» **Given task**: Find the lines containing "đang" and say how many there are, with no other words.

» **Data extract**:
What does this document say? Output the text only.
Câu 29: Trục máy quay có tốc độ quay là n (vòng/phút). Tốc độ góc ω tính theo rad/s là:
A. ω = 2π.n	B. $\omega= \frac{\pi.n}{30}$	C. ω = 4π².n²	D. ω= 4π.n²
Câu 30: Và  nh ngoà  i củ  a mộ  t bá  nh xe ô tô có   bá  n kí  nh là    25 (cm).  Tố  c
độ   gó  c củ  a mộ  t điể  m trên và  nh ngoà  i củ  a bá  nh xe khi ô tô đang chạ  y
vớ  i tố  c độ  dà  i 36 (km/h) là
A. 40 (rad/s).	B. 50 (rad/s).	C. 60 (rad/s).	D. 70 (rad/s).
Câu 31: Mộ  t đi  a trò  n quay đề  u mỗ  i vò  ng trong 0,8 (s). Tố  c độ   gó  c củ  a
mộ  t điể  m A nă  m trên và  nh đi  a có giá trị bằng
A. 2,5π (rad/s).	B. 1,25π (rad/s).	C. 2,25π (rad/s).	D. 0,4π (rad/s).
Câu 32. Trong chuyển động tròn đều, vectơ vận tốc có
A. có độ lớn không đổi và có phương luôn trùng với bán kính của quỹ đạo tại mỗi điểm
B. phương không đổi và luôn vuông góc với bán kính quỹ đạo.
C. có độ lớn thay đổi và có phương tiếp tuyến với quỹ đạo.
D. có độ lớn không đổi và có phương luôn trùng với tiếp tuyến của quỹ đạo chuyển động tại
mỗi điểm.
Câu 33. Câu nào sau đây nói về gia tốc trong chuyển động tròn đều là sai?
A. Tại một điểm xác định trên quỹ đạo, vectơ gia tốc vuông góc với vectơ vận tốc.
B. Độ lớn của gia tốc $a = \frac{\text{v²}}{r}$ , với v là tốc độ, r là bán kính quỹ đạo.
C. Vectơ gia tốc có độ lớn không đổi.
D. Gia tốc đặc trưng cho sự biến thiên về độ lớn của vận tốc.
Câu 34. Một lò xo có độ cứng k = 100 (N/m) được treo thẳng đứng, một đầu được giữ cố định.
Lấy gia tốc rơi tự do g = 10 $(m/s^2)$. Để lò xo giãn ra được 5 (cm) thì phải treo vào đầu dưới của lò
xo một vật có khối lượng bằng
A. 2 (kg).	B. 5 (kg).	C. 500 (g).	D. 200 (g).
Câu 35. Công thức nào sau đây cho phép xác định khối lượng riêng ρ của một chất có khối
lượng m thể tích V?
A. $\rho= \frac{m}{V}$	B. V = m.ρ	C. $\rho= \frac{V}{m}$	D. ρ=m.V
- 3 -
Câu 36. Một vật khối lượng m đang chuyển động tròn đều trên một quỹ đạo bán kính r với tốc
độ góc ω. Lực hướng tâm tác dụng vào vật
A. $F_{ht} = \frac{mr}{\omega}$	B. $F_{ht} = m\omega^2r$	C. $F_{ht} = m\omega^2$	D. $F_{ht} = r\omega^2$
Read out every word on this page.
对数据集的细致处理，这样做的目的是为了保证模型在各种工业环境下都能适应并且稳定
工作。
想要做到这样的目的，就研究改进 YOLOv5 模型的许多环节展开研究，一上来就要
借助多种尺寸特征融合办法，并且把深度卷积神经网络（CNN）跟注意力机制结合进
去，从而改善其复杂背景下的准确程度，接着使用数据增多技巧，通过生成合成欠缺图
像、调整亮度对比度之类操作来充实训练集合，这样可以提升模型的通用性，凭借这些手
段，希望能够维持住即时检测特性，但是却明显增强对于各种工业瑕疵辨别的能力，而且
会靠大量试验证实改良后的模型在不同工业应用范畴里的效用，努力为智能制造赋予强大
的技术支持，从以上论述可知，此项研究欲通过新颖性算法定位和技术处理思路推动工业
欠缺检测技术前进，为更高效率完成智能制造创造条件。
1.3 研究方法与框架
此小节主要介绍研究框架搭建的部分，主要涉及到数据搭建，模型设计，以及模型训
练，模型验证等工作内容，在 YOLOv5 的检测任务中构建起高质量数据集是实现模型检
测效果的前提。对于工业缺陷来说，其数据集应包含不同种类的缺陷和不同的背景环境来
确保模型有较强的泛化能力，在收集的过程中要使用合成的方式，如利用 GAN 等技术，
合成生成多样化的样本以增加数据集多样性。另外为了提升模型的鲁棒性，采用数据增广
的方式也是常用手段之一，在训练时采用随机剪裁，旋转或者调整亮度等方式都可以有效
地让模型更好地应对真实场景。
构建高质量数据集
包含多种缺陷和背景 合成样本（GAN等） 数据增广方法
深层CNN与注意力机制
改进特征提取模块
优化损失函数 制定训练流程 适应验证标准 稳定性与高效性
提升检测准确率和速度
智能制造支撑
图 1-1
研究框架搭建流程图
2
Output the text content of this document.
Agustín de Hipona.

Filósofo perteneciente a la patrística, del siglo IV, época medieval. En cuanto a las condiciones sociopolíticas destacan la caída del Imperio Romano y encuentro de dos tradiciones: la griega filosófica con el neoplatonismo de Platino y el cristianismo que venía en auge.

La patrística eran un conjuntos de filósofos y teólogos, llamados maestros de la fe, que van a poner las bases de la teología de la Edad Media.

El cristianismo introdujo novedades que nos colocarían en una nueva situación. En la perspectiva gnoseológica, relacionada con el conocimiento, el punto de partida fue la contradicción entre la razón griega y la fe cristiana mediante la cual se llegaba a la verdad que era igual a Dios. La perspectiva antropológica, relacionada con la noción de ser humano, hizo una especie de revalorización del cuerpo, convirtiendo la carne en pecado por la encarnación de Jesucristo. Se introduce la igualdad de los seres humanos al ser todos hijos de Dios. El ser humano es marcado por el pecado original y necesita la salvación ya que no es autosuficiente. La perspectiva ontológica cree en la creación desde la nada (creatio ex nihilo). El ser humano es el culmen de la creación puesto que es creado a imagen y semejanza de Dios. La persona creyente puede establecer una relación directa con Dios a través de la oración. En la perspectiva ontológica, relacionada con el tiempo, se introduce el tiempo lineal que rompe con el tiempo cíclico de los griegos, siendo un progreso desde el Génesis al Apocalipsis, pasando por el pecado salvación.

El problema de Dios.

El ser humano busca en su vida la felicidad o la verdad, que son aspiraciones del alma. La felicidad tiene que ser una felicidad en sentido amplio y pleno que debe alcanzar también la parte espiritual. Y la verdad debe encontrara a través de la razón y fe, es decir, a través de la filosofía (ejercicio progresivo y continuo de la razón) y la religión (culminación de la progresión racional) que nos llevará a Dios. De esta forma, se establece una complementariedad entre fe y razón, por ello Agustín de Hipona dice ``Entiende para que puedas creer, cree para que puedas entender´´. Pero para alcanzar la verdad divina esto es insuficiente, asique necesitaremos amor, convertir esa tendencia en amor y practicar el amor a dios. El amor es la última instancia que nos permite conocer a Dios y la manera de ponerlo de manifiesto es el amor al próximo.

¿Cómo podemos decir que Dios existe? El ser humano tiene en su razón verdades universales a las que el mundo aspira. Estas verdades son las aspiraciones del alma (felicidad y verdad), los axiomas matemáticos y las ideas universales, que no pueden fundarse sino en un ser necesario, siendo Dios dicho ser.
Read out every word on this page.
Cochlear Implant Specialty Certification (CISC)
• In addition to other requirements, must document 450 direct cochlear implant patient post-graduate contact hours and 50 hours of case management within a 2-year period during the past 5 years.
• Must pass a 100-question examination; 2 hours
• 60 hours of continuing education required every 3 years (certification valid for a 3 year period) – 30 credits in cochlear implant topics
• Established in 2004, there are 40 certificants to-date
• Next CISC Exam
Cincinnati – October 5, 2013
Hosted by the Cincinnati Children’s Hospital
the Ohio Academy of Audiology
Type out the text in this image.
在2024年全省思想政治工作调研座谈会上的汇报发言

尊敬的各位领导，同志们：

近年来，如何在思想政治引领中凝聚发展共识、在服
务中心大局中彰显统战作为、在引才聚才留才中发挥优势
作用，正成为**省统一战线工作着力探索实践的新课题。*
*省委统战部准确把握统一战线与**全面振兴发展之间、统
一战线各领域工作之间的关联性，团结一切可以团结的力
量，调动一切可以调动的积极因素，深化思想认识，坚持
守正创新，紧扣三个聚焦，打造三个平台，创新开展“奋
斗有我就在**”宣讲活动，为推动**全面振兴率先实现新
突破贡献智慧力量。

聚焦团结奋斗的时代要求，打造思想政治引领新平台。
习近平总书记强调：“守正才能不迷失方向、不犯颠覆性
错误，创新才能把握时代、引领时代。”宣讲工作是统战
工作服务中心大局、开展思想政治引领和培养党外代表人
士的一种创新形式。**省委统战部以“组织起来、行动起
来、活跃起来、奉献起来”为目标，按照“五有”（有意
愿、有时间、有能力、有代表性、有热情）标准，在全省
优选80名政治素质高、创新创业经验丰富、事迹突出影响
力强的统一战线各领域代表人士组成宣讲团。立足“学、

» **Result**: 2